## RECORD LIST
■ ■ ■ ■

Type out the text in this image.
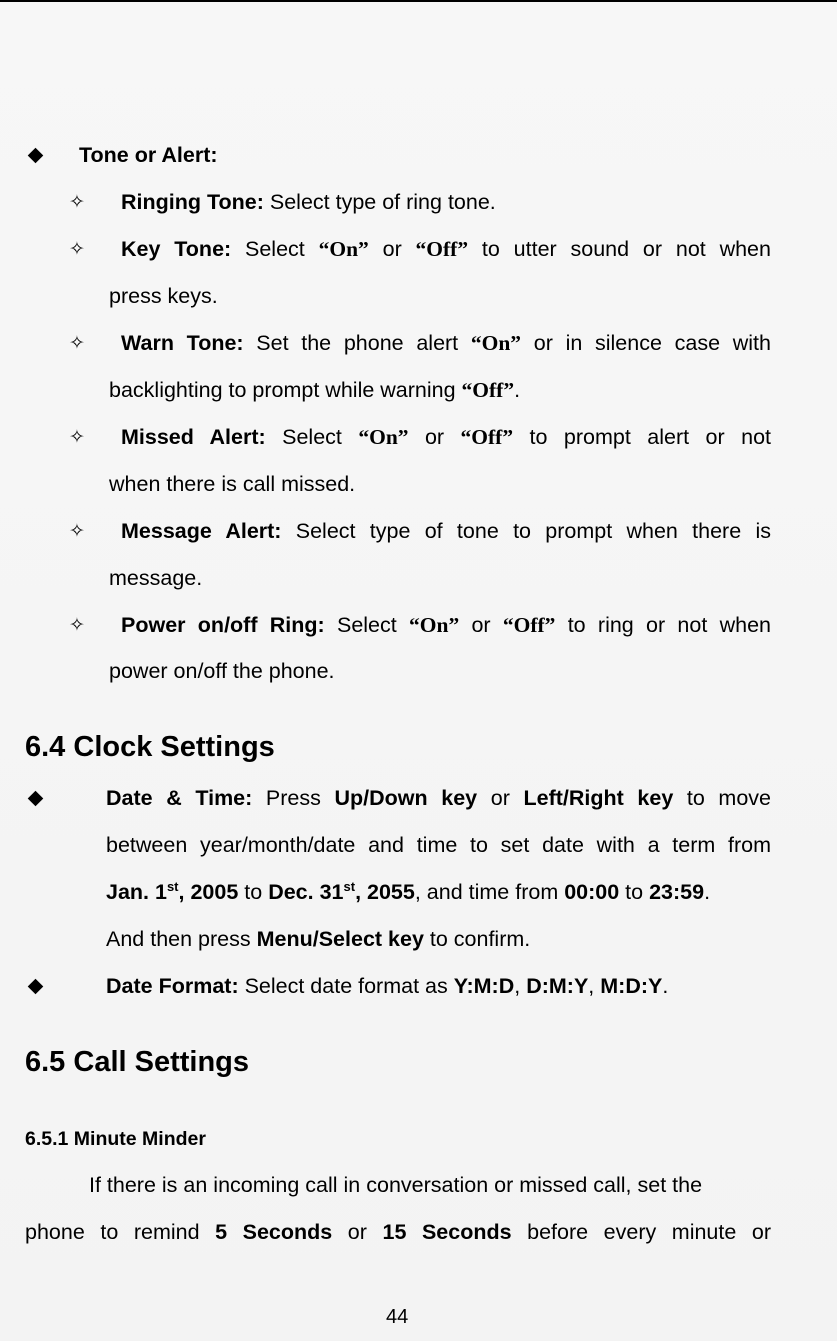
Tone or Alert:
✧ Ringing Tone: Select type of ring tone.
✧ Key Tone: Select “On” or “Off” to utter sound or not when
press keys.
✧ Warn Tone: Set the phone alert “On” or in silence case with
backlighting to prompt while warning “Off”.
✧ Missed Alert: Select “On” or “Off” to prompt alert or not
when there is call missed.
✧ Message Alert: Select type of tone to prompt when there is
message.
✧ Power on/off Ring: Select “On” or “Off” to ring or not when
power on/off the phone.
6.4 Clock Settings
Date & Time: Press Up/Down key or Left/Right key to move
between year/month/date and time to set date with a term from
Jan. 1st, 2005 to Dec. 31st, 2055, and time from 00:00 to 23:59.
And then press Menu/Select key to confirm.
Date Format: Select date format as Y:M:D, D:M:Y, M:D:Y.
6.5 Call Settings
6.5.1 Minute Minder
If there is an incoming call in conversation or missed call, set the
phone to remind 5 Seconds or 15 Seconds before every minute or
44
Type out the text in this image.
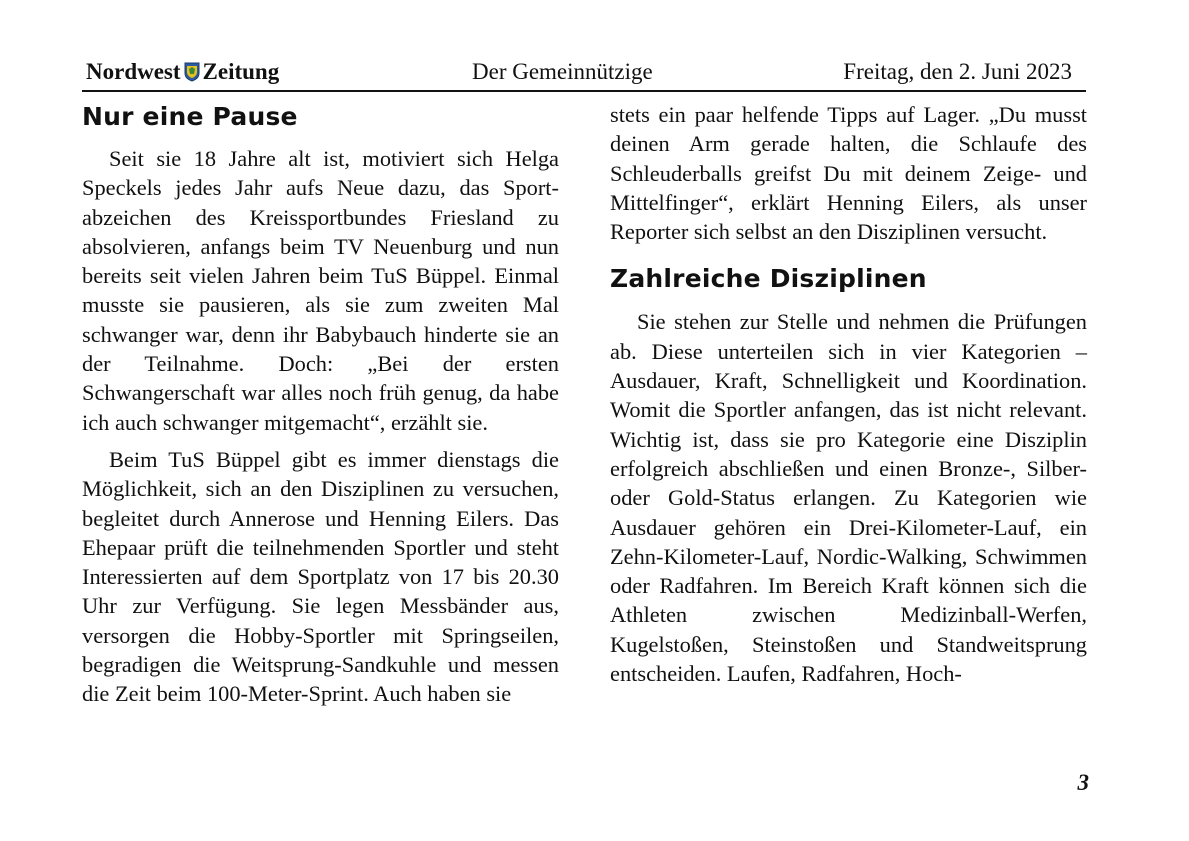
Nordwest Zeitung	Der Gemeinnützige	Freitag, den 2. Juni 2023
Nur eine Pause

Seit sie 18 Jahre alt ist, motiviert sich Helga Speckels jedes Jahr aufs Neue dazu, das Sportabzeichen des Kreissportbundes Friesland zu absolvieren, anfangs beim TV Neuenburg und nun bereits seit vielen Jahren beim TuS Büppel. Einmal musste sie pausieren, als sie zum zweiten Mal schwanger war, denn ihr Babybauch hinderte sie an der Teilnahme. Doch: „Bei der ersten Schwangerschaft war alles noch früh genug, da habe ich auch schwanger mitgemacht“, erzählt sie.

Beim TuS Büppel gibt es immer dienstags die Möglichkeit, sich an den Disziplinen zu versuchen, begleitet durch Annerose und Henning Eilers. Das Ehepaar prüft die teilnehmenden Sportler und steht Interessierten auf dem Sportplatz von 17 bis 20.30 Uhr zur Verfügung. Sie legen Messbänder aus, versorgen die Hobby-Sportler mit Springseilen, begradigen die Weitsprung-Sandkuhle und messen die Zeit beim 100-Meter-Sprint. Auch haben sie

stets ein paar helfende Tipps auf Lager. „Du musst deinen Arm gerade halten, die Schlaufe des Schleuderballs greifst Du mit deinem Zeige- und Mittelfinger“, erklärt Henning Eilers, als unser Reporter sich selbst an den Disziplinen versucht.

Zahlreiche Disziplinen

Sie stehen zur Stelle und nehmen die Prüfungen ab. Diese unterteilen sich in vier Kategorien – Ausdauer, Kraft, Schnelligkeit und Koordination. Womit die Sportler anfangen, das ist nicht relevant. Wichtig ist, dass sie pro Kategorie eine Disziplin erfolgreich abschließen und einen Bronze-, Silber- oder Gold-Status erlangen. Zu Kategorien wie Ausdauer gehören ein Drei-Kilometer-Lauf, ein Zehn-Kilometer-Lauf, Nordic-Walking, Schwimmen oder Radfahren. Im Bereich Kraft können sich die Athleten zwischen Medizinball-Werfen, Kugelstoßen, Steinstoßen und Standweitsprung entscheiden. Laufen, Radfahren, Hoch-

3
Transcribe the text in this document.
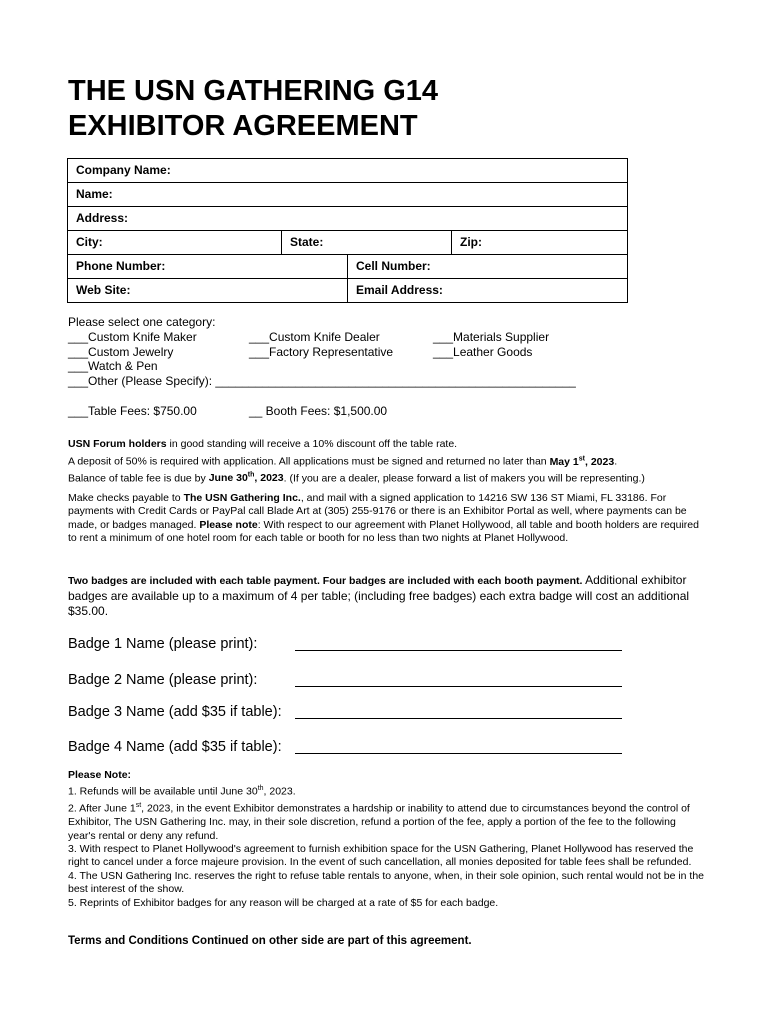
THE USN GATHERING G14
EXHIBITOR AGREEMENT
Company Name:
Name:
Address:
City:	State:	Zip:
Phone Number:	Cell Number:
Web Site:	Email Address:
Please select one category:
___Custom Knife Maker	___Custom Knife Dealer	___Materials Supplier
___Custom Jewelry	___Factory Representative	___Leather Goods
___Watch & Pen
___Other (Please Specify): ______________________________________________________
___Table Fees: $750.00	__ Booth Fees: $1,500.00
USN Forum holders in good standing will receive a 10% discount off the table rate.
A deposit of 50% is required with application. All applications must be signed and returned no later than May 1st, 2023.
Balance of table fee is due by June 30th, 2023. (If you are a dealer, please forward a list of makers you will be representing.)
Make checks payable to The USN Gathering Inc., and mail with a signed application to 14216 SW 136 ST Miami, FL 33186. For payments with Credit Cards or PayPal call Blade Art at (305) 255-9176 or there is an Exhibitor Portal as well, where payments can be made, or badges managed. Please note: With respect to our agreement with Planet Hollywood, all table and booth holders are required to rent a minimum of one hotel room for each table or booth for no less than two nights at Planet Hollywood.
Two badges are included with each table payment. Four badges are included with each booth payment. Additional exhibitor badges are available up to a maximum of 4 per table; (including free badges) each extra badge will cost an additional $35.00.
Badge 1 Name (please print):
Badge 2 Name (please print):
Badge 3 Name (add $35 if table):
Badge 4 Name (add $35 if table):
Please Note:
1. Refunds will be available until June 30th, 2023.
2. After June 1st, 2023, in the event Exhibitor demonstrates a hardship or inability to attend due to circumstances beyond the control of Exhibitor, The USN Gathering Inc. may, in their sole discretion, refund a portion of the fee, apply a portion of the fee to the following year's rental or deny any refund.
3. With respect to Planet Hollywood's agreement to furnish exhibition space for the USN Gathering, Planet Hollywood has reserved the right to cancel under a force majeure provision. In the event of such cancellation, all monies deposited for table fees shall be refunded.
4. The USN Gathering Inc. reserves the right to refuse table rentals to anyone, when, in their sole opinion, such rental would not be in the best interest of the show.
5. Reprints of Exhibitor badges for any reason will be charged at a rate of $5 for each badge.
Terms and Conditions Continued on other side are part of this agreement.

■ ■ ■ ■

## PROBLEM DETAILS
Copy every line above in which the string "their" shows up.

## FINAL RESULT
2. After June 1st, 2023, in the event Exhibitor demonstrates a hardship or inability to attend due to circumstances beyond the control of Exhibitor, The USN Gathering Inc. may, in their sole discretion, refund a portion of the fee, apply a portion of the fee to the following year's rental or deny any refund.
4. The USN Gathering Inc. reserves the right to refuse table rentals to anyone, when, in their sole opinion, such rental would not be in the best interest of the show.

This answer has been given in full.